Task details
In your copy, leave out the pictures and repeat the entries below exactly.

Supplied information

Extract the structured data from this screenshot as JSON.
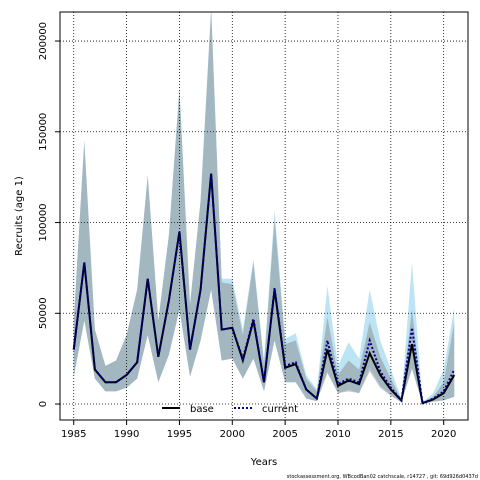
{
  "chart_data": {
    "type": "line",
    "xlabel": "Years",
    "ylabel": "Recruits (age 1)",
    "footnote": "stockassessment.org, WBcodBan02 catchscale, r14727 , git: 69d926d0437d",
    "x": [
      1985,
      1986,
      1987,
      1988,
      1989,
      1990,
      1991,
      1992,
      1993,
      1994,
      1995,
      1996,
      1997,
      1998,
      1999,
      2000,
      2001,
      2002,
      2003,
      2004,
      2005,
      2006,
      2007,
      2008,
      2009,
      2010,
      2011,
      2012,
      2013,
      2014,
      2015,
      2016,
      2017,
      2018,
      2019,
      2020,
      2021
    ],
    "xlim": [
      1983.7,
      2022.3
    ],
    "xticks": [
      1985,
      1990,
      1995,
      2000,
      2005,
      2010,
      2015,
      2020
    ],
    "ylim": [
      -8800,
      216000
    ],
    "yticks": [
      0,
      50000,
      100000,
      150000,
      200000
    ],
    "grid": true,
    "legend": "bottom",
    "series": [
      {
        "name": "base",
        "color": "#000000",
        "linestyle": "solid",
        "band_color": "#808080",
        "values": [
          30000,
          78000,
          19000,
          12000,
          12000,
          16000,
          23000,
          69000,
          26000,
          57000,
          95000,
          30000,
          63000,
          127000,
          41000,
          42000,
          24000,
          46000,
          12000,
          63000,
          20000,
          22000,
          8000,
          3000,
          30000,
          10000,
          13000,
          11000,
          28000,
          16000,
          8000,
          2000,
          33000,
          500,
          2500,
          6000,
          16000
        ],
        "lower": [
          15000,
          46000,
          14000,
          7000,
          7000,
          9000,
          14000,
          38000,
          12000,
          27000,
          52000,
          15000,
          35000,
          63000,
          24000,
          25000,
          14000,
          25000,
          7000,
          35000,
          12000,
          12000,
          3000,
          1500,
          17000,
          6000,
          7000,
          6000,
          18000,
          9000,
          4500,
          1000,
          19000,
          200,
          1200,
          2000,
          4000
        ],
        "upper": [
          46000,
          145000,
          41000,
          21000,
          24000,
          38000,
          63000,
          126000,
          46000,
          93000,
          174000,
          55000,
          112000,
          218000,
          67000,
          66000,
          38000,
          78000,
          22000,
          102000,
          33000,
          35000,
          14000,
          7000,
          48000,
          16000,
          24000,
          19000,
          45000,
          26000,
          14000,
          2500,
          52000,
          800,
          4000,
          12000,
          45000
        ]
      },
      {
        "name": "current",
        "color": "#00008b",
        "linestyle": "dotted",
        "band_color": "#87ceeb",
        "values": [
          30000,
          78000,
          19000,
          12000,
          12000,
          16000,
          23000,
          69000,
          26000,
          57000,
          95000,
          30000,
          63000,
          127000,
          41000,
          42000,
          25000,
          47000,
          12000,
          64000,
          21000,
          23000,
          8000,
          3000,
          35000,
          11000,
          14000,
          12000,
          35000,
          18000,
          9000,
          2000,
          42000,
          500,
          3000,
          7000,
          19000
        ],
        "lower": [
          15000,
          46000,
          14000,
          7000,
          7000,
          9000,
          14000,
          38000,
          12000,
          27000,
          52000,
          15000,
          35000,
          63000,
          24000,
          25000,
          14000,
          25000,
          7000,
          35000,
          12000,
          12000,
          3000,
          1500,
          18000,
          6000,
          8000,
          6000,
          20000,
          10000,
          5000,
          1000,
          20000,
          200,
          1500,
          2000,
          4000
        ],
        "upper": [
          46000,
          145000,
          41000,
          21000,
          24000,
          38000,
          63000,
          126000,
          46000,
          93000,
          174000,
          55000,
          112000,
          218000,
          69000,
          69000,
          41000,
          80000,
          24000,
          107000,
          36000,
          39000,
          16000,
          8000,
          65000,
          21000,
          34000,
          25000,
          63000,
          35000,
          19000,
          3000,
          78000,
          1000,
          6000,
          19000,
          53000
        ]
      }
    ]
  }
}
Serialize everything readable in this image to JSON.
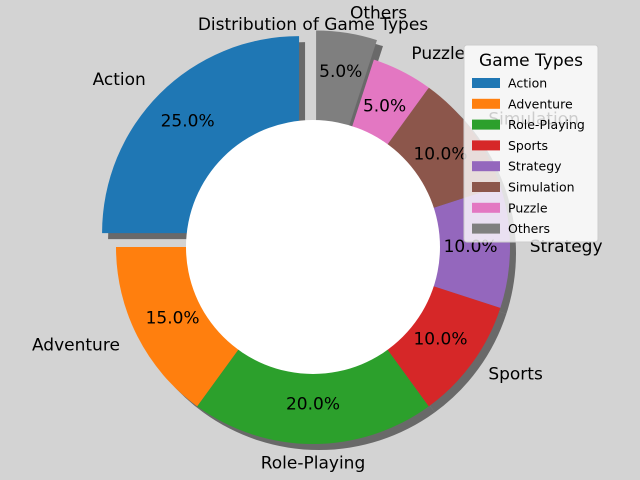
{
  "chart_data": {
    "type": "pie",
    "title": "Distribution of Game Types",
    "donut": true,
    "shadow": true,
    "start_angle_deg": 90,
    "direction": "counterclockwise",
    "legend_position": "top-right",
    "legend_title": "Game Types",
    "categories": [
      "Action",
      "Adventure",
      "Role-Playing",
      "Sports",
      "Strategy",
      "Simulation",
      "Puzzle",
      "Others"
    ],
    "values": [
      25,
      15,
      20,
      10,
      10,
      10,
      5,
      5
    ],
    "percent_labels": [
      "25.0%",
      "15.0%",
      "20.0%",
      "10.0%",
      "10.0%",
      "10.0%",
      "5.0%",
      "5.0%"
    ],
    "exploded": [
      true,
      false,
      false,
      false,
      false,
      false,
      false,
      true
    ],
    "colors": [
      "#1f77b4",
      "#ff7f0e",
      "#2ca02c",
      "#d62728",
      "#9467bd",
      "#8c564b",
      "#e377c2",
      "#7f7f7f"
    ]
  }
}
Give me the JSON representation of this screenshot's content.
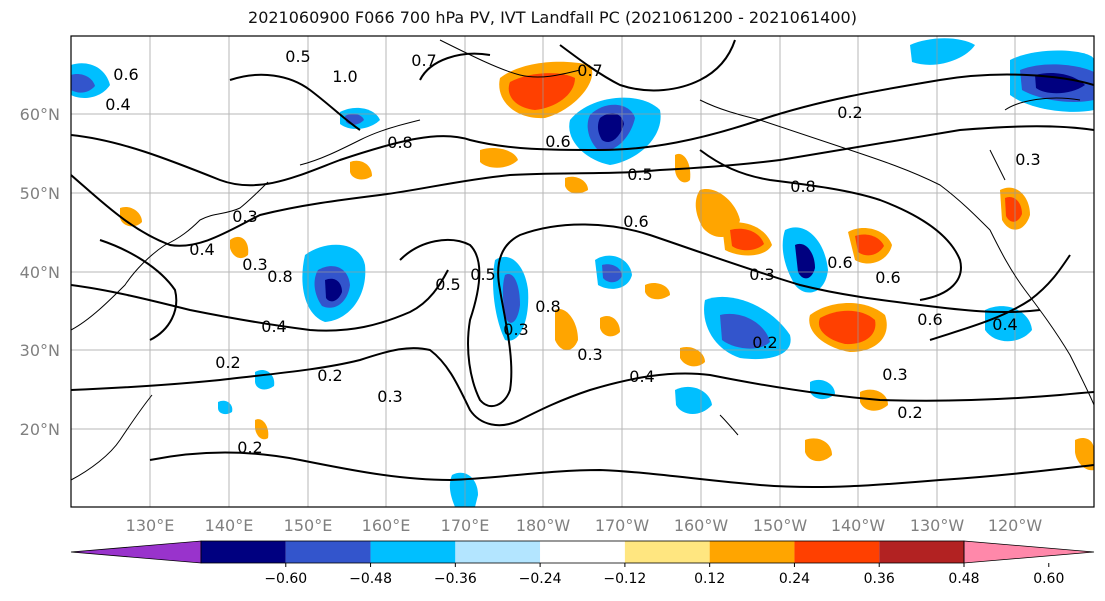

Exercise answer
Extract the structured data from this screenshot as JSON.
{
  "chart_data": {
    "type": "line",
    "xlabel": "Years",
    "ylabel": "Recruits (age 1)",
    "footnote": "stockassessment.org, WBcodBan02 catchscale, r14727 , git: 69d926d0437d",
    "x": [
      1985,
      1986,
      1987,
      1988,
      1989,
      1990,
      1991,
      1992,
      1993,
      1994,
      1995,
      1996,
      1997,
      1998,
      1999,
      2000,
      2001,
      2002,
      2003,
      2004,
      2005,
      2006,
      2007,
      2008,
      2009,
      2010,
      2011,
      2012,
      2013,
      2014,
      2015,
      2016,
      2017,
      2018,
      2019,
      2020,
      2021
    ],
    "xlim": [
      1983.7,
      2022.3
    ],
    "xticks": [
      1985,
      1990,
      1995,
      2000,
      2005,
      2010,
      2015,
      2020
    ],
    "ylim": [
      -8800,
      216000
    ],
    "yticks": [
      0,
      50000,
      100000,
      150000,
      200000
    ],
    "grid": true,
    "legend": "bottom",
    "series": [
      {
        "name": "base",
        "color": "#000000",
        "linestyle": "solid",
        "band_color": "#808080",
        "values": [
          30000,
          78000,
          19000,
          12000,
          12000,
          16000,
          23000,
          69000,
          26000,
          57000,
          95000,
          30000,
          63000,
          127000,
          41000,
          42000,
          24000,
          46000,
          12000,
          63000,
          20000,
          22000,
          8000,
          3000,
          30000,
          10000,
          13000,
          11000,
          28000,
          16000,
          8000,
          2000,
          33000,
          500,
          2500,
          6000,
          16000
        ],
        "lower": [
          15000,
          46000,
          14000,
          7000,
          7000,
          9000,
          14000,
          38000,
          12000,
          27000,
          52000,
          15000,
          35000,
          63000,
          24000,
          25000,
          14000,
          25000,
          7000,
          35000,
          12000,
          12000,
          3000,
          1500,
          17000,
          6000,
          7000,
          6000,
          18000,
          9000,
          4500,
          1000,
          19000,
          200,
          1200,
          2000,
          4000
        ],
        "upper": [
          46000,
          145000,
          41000,
          21000,
          24000,
          38000,
          63000,
          126000,
          46000,
          93000,
          174000,
          55000,
          112000,
          218000,
          67000,
          66000,
          38000,
          78000,
          22000,
          102000,
          33000,
          35000,
          14000,
          7000,
          48000,
          16000,
          24000,
          19000,
          45000,
          26000,
          14000,
          2500,
          52000,
          800,
          4000,
          12000,
          45000
        ]
      },
      {
        "name": "current",
        "color": "#00008b",
        "linestyle": "dotted",
        "band_color": "#87ceeb",
        "values": [
          30000,
          78000,
          19000,
          12000,
          12000,
          16000,
          23000,
          69000,
          26000,
          57000,
          95000,
          30000,
          63000,
          127000,
          41000,
          42000,
          25000,
          47000,
          12000,
          64000,
          21000,
          23000,
          8000,
          3000,
          35000,
          11000,
          14000,
          12000,
          35000,
          18000,
          9000,
          2000,
          42000,
          500,
          3000,
          7000,
          19000
        ],
        "lower": [
          15000,
          46000,
          14000,
          7000,
          7000,
          9000,
          14000,
          38000,
          12000,
          27000,
          52000,
          15000,
          35000,
          63000,
          24000,
          25000,
          14000,
          25000,
          7000,
          35000,
          12000,
          12000,
          3000,
          1500,
          18000,
          6000,
          8000,
          6000,
          20000,
          10000,
          5000,
          1000,
          20000,
          200,
          1500,
          2000,
          4000
        ],
        "upper": [
          46000,
          145000,
          41000,
          21000,
          24000,
          38000,
          63000,
          126000,
          46000,
          93000,
          174000,
          55000,
          112000,
          218000,
          69000,
          69000,
          41000,
          80000,
          24000,
          107000,
          36000,
          39000,
          16000,
          8000,
          65000,
          21000,
          34000,
          25000,
          63000,
          35000,
          19000,
          3000,
          78000,
          1000,
          6000,
          19000,
          53000
        ]
      }
    ]
  }
}
Serialize everything readable in this image to JSON.
{
  "chart_data": {
    "type": "pie",
    "title": "Distribution of Game Types",
    "donut": true,
    "shadow": true,
    "start_angle_deg": 90,
    "direction": "counterclockwise",
    "legend_position": "top-right",
    "legend_title": "Game Types",
    "categories": [
      "Action",
      "Adventure",
      "Role-Playing",
      "Sports",
      "Strategy",
      "Simulation",
      "Puzzle",
      "Others"
    ],
    "values": [
      25,
      15,
      20,
      10,
      10,
      10,
      5,
      5
    ],
    "percent_labels": [
      "25.0%",
      "15.0%",
      "20.0%",
      "10.0%",
      "10.0%",
      "10.0%",
      "5.0%",
      "5.0%"
    ],
    "exploded": [
      true,
      false,
      false,
      false,
      false,
      false,
      false,
      true
    ],
    "colors": [
      "#1f77b4",
      "#ff7f0e",
      "#2ca02c",
      "#d62728",
      "#9467bd",
      "#8c564b",
      "#e377c2",
      "#7f7f7f"
    ]
  }
}
Give me the JSON representation of this screenshot's content.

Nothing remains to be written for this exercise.